Below are some records; reproduce every one of them exactly.

[Start]

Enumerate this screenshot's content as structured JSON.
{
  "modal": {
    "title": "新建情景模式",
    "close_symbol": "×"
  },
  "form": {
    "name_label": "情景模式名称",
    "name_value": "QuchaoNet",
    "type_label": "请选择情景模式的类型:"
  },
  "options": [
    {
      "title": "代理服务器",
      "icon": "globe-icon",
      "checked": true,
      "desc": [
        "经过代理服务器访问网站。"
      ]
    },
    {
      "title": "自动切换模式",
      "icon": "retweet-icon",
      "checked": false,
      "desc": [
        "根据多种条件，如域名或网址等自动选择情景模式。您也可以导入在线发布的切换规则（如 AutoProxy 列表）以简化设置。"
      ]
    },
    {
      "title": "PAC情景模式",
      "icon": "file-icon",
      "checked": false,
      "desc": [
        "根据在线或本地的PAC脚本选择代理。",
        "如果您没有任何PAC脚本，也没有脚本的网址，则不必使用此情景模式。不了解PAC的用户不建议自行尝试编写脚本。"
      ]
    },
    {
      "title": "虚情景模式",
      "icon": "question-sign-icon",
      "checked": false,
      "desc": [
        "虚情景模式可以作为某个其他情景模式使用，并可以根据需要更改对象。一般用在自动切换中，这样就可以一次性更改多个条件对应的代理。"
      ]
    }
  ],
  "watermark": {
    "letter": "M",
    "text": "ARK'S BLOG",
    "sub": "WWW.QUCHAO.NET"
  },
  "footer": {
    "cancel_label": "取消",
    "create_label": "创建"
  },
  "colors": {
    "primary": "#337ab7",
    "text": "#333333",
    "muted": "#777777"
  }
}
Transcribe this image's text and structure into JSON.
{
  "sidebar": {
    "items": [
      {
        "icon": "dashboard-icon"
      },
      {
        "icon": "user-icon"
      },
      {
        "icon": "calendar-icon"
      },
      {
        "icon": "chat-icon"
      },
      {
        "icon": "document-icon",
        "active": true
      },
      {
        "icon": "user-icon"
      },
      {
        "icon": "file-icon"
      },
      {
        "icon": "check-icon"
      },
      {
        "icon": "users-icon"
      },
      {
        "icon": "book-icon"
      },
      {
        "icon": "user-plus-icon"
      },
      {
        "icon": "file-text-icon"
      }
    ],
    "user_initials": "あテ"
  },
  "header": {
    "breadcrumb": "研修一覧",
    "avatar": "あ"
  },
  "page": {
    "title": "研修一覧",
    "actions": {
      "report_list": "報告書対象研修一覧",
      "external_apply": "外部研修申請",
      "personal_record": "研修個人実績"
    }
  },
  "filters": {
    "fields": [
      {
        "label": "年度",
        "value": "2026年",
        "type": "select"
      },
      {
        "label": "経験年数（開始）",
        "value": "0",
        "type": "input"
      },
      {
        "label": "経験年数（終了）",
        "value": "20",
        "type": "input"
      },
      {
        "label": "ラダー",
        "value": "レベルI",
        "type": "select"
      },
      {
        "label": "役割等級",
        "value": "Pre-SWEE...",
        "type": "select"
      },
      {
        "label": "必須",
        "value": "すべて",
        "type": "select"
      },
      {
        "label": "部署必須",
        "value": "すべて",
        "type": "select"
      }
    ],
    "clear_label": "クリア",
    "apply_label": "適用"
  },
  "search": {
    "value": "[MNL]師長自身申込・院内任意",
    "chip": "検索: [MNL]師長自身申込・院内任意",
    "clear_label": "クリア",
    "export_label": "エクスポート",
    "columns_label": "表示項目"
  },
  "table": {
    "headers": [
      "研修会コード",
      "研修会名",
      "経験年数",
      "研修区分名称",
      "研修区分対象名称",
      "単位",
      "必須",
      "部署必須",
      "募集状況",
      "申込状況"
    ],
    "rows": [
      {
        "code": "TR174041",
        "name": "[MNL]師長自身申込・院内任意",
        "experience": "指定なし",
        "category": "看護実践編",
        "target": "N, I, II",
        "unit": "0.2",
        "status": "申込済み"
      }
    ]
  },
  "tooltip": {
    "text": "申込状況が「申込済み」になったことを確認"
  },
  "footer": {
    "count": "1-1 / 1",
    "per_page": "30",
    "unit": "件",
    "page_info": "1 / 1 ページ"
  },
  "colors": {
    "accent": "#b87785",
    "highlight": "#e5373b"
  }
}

[End]

# SOLUTION TO THIS TASK
Enumerate this screenshot's content as structured JSON.
{
  "modal": {
    "title": "新建情景模式",
    "close_symbol": "×"
  },
  "form": {
    "name_label": "情景模式名称",
    "name_value": "QuchaoNet",
    "type_label": "请选择情景模式的类型:"
  },
  "options": [
    {
      "title": "代理服务器",
      "icon": "globe-icon",
      "checked": true,
      "desc": [
        "经过代理服务器访问网站。"
      ]
    },
    {
      "title": "自动切换模式",
      "icon": "retweet-icon",
      "checked": false,
      "desc": [
        "根据多种条件，如域名或网址等自动选择情景模式。您也可以导入在线发布的切换规则（如 AutoProxy 列表）以简化设置。"
      ]
    },
    {
      "title": "PAC情景模式",
      "icon": "file-icon",
      "checked": false,
      "desc": [
        "根据在线或本地的PAC脚本选择代理。",
        "如果您没有任何PAC脚本，也没有脚本的网址，则不必使用此情景模式。不了解PAC的用户不建议自行尝试编写脚本。"
      ]
    },
    {
      "title": "虚情景模式",
      "icon": "question-sign-icon",
      "checked": false,
      "desc": [
        "虚情景模式可以作为某个其他情景模式使用，并可以根据需要更改对象。一般用在自动切换中，这样就可以一次性更改多个条件对应的代理。"
      ]
    }
  ],
  "watermark": {
    "letter": "M",
    "text": "ARK'S BLOG",
    "sub": "WWW.QUCHAO.NET"
  },
  "footer": {
    "cancel_label": "取消",
    "create_label": "创建"
  },
  "colors": {
    "primary": "#337ab7",
    "text": "#333333",
    "muted": "#777777"
  }
}
Transcribe this image's text and structure into JSON.
{
  "sidebar": {
    "items": [
      {
        "icon": "dashboard-icon"
      },
      {
        "icon": "user-icon"
      },
      {
        "icon": "calendar-icon"
      },
      {
        "icon": "chat-icon"
      },
      {
        "icon": "document-icon",
        "active": true
      },
      {
        "icon": "user-icon"
      },
      {
        "icon": "file-icon"
      },
      {
        "icon": "check-icon"
      },
      {
        "icon": "users-icon"
      },
      {
        "icon": "book-icon"
      },
      {
        "icon": "user-plus-icon"
      },
      {
        "icon": "file-text-icon"
      }
    ],
    "user_initials": "あテ"
  },
  "header": {
    "breadcrumb": "研修一覧",
    "avatar": "あ"
  },
  "page": {
    "title": "研修一覧",
    "actions": {
      "report_list": "報告書対象研修一覧",
      "external_apply": "外部研修申請",
      "personal_record": "研修個人実績"
    }
  },
  "filters": {
    "fields": [
      {
        "label": "年度",
        "value": "2026年",
        "type": "select"
      },
      {
        "label": "経験年数（開始）",
        "value": "0",
        "type": "input"
      },
      {
        "label": "経験年数（終了）",
        "value": "20",
        "type": "input"
      },
      {
        "label": "ラダー",
        "value": "レベルI",
        "type": "select"
      },
      {
        "label": "役割等級",
        "value": "Pre-SWEE...",
        "type": "select"
      },
      {
        "label": "必須",
        "value": "すべて",
        "type": "select"
      },
      {
        "label": "部署必須",
        "value": "すべて",
        "type": "select"
      }
    ],
    "clear_label": "クリア",
    "apply_label": "適用"
  },
  "search": {
    "value": "[MNL]師長自身申込・院内任意",
    "chip": "検索: [MNL]師長自身申込・院内任意",
    "clear_label": "クリア",
    "export_label": "エクスポート",
    "columns_label": "表示項目"
  },
  "table": {
    "headers": [
      "研修会コード",
      "研修会名",
      "経験年数",
      "研修区分名称",
      "研修区分対象名称",
      "単位",
      "必須",
      "部署必須",
      "募集状況",
      "申込状況"
    ],
    "rows": [
      {
        "code": "TR174041",
        "name": "[MNL]師長自身申込・院内任意",
        "experience": "指定なし",
        "category": "看護実践編",
        "target": "N, I, II",
        "unit": "0.2",
        "status": "申込済み"
      }
    ]
  },
  "tooltip": {
    "text": "申込状況が「申込済み」になったことを確認"
  },
  "footer": {
    "count": "1-1 / 1",
    "per_page": "30",
    "unit": "件",
    "page_info": "1 / 1 ページ"
  },
  "colors": {
    "accent": "#b87785",
    "highlight": "#e5373b"
  }
}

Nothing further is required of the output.